From the material below, list every line containing "señala".

## BEGIN Items

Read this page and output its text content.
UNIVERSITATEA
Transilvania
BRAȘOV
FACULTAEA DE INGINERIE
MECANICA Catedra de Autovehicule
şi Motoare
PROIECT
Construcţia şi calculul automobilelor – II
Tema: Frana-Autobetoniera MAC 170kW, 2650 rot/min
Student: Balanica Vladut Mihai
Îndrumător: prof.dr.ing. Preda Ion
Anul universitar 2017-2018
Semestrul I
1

## END Items
## BEGIN Items

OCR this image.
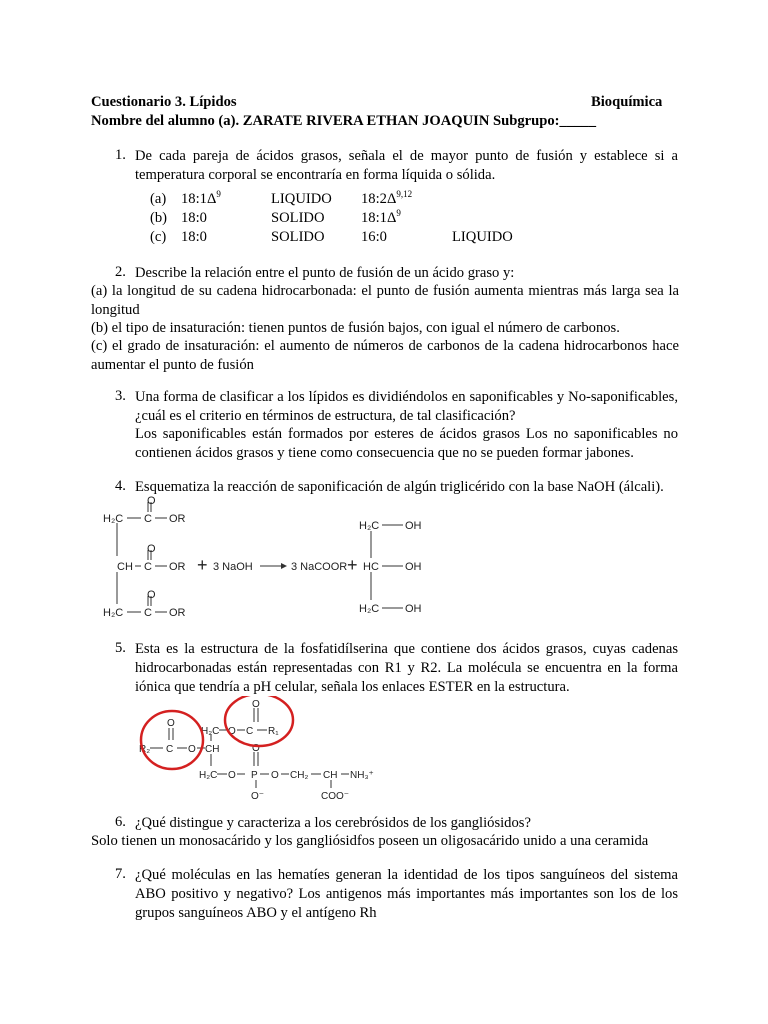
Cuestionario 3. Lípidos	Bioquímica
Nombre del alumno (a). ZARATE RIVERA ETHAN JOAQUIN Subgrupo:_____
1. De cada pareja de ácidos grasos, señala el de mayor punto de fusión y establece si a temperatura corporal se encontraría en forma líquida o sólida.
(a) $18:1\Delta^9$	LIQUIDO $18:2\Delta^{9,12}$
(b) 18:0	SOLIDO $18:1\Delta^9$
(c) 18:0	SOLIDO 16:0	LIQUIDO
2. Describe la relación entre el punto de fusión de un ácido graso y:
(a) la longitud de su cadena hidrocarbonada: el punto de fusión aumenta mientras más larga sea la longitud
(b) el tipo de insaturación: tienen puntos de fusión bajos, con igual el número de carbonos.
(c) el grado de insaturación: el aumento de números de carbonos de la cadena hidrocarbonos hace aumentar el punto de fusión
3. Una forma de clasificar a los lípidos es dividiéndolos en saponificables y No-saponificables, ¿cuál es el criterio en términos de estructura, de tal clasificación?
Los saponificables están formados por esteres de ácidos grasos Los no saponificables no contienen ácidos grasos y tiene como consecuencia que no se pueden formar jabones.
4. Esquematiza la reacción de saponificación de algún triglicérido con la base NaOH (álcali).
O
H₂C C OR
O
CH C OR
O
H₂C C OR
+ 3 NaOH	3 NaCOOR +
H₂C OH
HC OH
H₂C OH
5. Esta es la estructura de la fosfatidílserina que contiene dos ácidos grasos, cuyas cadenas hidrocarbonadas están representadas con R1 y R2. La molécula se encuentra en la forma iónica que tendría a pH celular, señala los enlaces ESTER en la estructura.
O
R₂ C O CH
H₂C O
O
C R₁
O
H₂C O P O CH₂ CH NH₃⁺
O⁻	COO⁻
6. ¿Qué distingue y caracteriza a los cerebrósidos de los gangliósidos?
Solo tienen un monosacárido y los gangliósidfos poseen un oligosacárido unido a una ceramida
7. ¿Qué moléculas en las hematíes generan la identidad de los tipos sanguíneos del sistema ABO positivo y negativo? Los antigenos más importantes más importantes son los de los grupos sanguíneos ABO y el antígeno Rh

## END Items

# Solution to the exercise
1. De cada pareja de ácidos grasos, señala el de mayor punto de fusión y establece si a temperatura corporal se encontraría en forma líquida o sólida.
5. Esta es la estructura de la fosfatidílserina que contiene dos ácidos grasos, cuyas cadenas hidrocarbonadas están representadas con R1 y R2. La molécula se encuentra en la forma iónica que tendría a pH celular, señala los enlaces ESTER en la estructura.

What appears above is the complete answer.